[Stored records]
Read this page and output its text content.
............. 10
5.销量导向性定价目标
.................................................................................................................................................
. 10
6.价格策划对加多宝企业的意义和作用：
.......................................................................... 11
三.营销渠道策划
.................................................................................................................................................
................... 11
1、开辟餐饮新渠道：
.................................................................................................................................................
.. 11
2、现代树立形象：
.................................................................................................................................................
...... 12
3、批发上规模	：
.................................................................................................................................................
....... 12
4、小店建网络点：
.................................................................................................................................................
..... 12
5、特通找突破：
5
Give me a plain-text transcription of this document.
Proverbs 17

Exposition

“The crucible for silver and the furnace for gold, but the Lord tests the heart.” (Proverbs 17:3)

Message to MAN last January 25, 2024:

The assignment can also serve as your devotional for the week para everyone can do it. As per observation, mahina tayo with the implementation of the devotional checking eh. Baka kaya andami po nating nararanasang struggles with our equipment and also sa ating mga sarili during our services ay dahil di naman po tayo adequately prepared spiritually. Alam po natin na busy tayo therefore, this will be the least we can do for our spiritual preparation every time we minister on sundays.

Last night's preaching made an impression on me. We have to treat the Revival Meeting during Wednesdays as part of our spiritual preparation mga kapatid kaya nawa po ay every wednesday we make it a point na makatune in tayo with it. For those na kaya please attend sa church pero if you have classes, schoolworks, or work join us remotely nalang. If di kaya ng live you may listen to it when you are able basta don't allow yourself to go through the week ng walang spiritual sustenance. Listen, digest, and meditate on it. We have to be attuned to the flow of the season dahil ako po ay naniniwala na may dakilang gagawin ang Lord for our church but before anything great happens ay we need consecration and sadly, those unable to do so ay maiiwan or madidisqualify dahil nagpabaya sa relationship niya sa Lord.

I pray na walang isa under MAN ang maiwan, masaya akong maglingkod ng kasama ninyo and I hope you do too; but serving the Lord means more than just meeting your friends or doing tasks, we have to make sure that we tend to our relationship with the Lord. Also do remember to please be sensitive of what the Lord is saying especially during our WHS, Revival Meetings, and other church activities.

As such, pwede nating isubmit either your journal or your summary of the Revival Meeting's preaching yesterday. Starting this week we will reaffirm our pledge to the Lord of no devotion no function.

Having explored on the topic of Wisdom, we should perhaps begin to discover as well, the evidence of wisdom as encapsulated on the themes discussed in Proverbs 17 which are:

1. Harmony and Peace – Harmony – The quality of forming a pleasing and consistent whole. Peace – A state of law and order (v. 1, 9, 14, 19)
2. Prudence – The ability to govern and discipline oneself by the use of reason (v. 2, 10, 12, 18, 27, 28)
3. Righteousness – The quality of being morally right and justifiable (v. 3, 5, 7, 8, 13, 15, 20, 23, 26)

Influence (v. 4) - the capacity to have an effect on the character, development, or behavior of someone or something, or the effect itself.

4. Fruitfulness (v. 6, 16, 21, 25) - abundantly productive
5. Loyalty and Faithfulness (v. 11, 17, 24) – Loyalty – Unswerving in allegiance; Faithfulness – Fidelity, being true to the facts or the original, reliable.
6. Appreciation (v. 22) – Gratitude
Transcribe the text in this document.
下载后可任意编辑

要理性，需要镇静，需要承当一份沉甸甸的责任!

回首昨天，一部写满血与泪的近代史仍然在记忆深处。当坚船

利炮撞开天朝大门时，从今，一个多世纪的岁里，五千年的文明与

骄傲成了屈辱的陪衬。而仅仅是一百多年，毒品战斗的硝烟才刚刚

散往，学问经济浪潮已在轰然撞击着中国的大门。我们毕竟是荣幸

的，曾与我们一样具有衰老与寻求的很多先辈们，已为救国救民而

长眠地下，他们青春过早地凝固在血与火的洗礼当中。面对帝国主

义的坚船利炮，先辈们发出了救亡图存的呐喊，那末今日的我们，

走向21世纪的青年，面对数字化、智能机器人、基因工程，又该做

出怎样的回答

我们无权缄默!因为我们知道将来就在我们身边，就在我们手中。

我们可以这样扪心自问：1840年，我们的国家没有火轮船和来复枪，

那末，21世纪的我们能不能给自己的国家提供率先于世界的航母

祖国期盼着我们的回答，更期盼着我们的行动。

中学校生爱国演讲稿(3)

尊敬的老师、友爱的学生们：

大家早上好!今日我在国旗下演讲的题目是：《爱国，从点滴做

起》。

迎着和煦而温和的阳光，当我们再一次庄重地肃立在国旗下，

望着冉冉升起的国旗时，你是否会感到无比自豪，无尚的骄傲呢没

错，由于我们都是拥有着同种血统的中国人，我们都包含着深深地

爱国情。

Task brief:
Your task is to extract all of the records exactly.

Answer to this exercise:
Read this page and output its text content.
............. 10
5.销量导向性定价目标
.................................................................................................................................................
. 10
6.价格策划对加多宝企业的意义和作用：
.......................................................................... 11
三.营销渠道策划
.................................................................................................................................................
................... 11
1、开辟餐饮新渠道：
.................................................................................................................................................
.. 11
2、现代树立形象：
.................................................................................................................................................
...... 12
3、批发上规模	：
.................................................................................................................................................
....... 12
4、小店建网络点：
.................................................................................................................................................
..... 12
5、特通找突破：
5
Give me a plain-text transcription of this document.
Proverbs 17

Exposition

“The crucible for silver and the furnace for gold, but the Lord tests the heart.” (Proverbs 17:3)

Message to MAN last January 25, 2024:

The assignment can also serve as your devotional for the week para everyone can do it. As per observation, mahina tayo with the implementation of the devotional checking eh. Baka kaya andami po nating nararanasang struggles with our equipment and also sa ating mga sarili during our services ay dahil di naman po tayo adequately prepared spiritually. Alam po natin na busy tayo therefore, this will be the least we can do for our spiritual preparation every time we minister on sundays.

Last night's preaching made an impression on me. We have to treat the Revival Meeting during Wednesdays as part of our spiritual preparation mga kapatid kaya nawa po ay every wednesday we make it a point na makatune in tayo with it. For those na kaya please attend sa church pero if you have classes, schoolworks, or work join us remotely nalang. If di kaya ng live you may listen to it when you are able basta don't allow yourself to go through the week ng walang spiritual sustenance. Listen, digest, and meditate on it. We have to be attuned to the flow of the season dahil ako po ay naniniwala na may dakilang gagawin ang Lord for our church but before anything great happens ay we need consecration and sadly, those unable to do so ay maiiwan or madidisqualify dahil nagpabaya sa relationship niya sa Lord.

I pray na walang isa under MAN ang maiwan, masaya akong maglingkod ng kasama ninyo and I hope you do too; but serving the Lord means more than just meeting your friends or doing tasks, we have to make sure that we tend to our relationship with the Lord. Also do remember to please be sensitive of what the Lord is saying especially during our WHS, Revival Meetings, and other church activities.

As such, pwede nating isubmit either your journal or your summary of the Revival Meeting's preaching yesterday. Starting this week we will reaffirm our pledge to the Lord of no devotion no function.

Having explored on the topic of Wisdom, we should perhaps begin to discover as well, the evidence of wisdom as encapsulated on the themes discussed in Proverbs 17 which are:

1. Harmony and Peace – Harmony – The quality of forming a pleasing and consistent whole. Peace – A state of law and order (v. 1, 9, 14, 19)
2. Prudence – The ability to govern and discipline oneself by the use of reason (v. 2, 10, 12, 18, 27, 28)
3. Righteousness – The quality of being morally right and justifiable (v. 3, 5, 7, 8, 13, 15, 20, 23, 26)

Influence (v. 4) - the capacity to have an effect on the character, development, or behavior of someone or something, or the effect itself.

4. Fruitfulness (v. 6, 16, 21, 25) - abundantly productive
5. Loyalty and Faithfulness (v. 11, 17, 24) – Loyalty – Unswerving in allegiance; Faithfulness – Fidelity, being true to the facts or the original, reliable.
6. Appreciation (v. 22) – Gratitude
Transcribe the text in this document.
下载后可任意编辑

要理性，需要镇静，需要承当一份沉甸甸的责任!

回首昨天，一部写满血与泪的近代史仍然在记忆深处。当坚船

利炮撞开天朝大门时，从今，一个多世纪的岁里，五千年的文明与

骄傲成了屈辱的陪衬。而仅仅是一百多年，毒品战斗的硝烟才刚刚

散往，学问经济浪潮已在轰然撞击着中国的大门。我们毕竟是荣幸

的，曾与我们一样具有衰老与寻求的很多先辈们，已为救国救民而

长眠地下，他们青春过早地凝固在血与火的洗礼当中。面对帝国主

义的坚船利炮，先辈们发出了救亡图存的呐喊，那末今日的我们，

走向21世纪的青年，面对数字化、智能机器人、基因工程，又该做

出怎样的回答

我们无权缄默!因为我们知道将来就在我们身边，就在我们手中。

我们可以这样扪心自问：1840年，我们的国家没有火轮船和来复枪，

那末，21世纪的我们能不能给自己的国家提供率先于世界的航母

祖国期盼着我们的回答，更期盼着我们的行动。

中学校生爱国演讲稿(3)

尊敬的老师、友爱的学生们：

大家早上好!今日我在国旗下演讲的题目是：《爱国，从点滴做

起》。

迎着和煦而温和的阳光，当我们再一次庄重地肃立在国旗下，

望着冉冉升起的国旗时，你是否会感到无比自豪，无尚的骄傲呢没

错，由于我们都是拥有着同种血统的中国人，我们都包含着深深地

爱国情。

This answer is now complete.